TASK INPUT:
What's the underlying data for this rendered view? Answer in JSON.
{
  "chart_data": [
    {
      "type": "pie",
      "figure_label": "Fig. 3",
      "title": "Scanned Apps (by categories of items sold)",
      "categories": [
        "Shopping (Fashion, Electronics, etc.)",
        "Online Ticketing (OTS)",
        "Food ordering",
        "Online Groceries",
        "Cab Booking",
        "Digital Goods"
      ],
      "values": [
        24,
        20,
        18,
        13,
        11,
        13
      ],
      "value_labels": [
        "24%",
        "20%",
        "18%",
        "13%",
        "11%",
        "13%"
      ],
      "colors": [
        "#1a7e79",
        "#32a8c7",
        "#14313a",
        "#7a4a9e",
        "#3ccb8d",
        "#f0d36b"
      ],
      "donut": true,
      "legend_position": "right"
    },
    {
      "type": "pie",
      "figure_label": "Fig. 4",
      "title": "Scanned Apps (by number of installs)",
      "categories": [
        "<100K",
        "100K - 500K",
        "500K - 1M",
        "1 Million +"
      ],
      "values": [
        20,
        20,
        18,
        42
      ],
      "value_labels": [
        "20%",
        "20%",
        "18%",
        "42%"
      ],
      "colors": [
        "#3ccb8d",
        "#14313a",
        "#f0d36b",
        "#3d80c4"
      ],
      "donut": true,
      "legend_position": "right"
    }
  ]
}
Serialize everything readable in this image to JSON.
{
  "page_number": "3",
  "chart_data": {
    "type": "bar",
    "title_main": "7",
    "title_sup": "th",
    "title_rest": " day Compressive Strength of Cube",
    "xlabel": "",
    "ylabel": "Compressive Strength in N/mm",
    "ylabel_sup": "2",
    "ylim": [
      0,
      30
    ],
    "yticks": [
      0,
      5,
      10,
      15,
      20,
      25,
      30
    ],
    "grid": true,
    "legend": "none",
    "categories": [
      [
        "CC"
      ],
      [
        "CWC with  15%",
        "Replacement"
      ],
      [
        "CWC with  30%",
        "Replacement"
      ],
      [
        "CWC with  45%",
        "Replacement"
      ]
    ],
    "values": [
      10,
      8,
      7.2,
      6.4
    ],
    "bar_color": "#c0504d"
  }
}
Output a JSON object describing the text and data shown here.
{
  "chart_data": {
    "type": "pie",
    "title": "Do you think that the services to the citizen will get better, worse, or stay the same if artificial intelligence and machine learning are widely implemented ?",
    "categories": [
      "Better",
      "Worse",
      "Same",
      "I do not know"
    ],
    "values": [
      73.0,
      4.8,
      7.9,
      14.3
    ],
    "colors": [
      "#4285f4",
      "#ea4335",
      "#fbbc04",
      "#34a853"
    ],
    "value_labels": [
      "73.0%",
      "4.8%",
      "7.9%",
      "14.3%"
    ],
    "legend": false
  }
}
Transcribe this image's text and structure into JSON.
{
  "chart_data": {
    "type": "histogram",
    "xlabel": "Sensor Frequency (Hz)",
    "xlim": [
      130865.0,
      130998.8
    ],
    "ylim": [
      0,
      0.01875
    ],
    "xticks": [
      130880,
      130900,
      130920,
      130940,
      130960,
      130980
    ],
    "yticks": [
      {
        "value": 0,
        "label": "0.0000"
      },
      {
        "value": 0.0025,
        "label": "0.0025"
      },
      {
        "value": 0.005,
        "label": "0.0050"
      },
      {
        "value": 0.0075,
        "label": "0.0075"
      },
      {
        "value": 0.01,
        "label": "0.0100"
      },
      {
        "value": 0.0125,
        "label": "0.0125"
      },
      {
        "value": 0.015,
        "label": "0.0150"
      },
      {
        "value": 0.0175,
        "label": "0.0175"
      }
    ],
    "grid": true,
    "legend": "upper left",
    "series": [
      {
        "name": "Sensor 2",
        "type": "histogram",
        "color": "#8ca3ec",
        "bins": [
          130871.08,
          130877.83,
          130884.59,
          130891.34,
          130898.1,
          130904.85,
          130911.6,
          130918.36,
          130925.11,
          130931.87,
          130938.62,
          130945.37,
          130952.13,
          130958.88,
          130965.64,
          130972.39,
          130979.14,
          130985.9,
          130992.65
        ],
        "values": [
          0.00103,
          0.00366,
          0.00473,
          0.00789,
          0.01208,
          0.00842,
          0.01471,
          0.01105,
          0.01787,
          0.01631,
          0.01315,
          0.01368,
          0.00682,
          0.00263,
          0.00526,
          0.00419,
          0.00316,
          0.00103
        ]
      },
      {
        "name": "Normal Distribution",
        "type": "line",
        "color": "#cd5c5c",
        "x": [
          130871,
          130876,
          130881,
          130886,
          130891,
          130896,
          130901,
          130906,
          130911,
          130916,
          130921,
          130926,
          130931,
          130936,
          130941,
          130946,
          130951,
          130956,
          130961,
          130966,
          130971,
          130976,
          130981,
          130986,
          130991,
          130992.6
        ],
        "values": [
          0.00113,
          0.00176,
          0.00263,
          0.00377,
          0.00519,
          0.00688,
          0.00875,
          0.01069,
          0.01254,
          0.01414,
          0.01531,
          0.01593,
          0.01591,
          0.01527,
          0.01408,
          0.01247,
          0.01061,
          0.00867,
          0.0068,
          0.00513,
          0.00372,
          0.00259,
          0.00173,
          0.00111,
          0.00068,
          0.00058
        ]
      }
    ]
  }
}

EXERCISE DETAILS: Gather all lines from the records above in which "Apps" appears.

EXERCISE SOLUTION:
      "title": "Scanned Apps (by categories of items sold)",
      "title": "Scanned Apps (by number of installs)",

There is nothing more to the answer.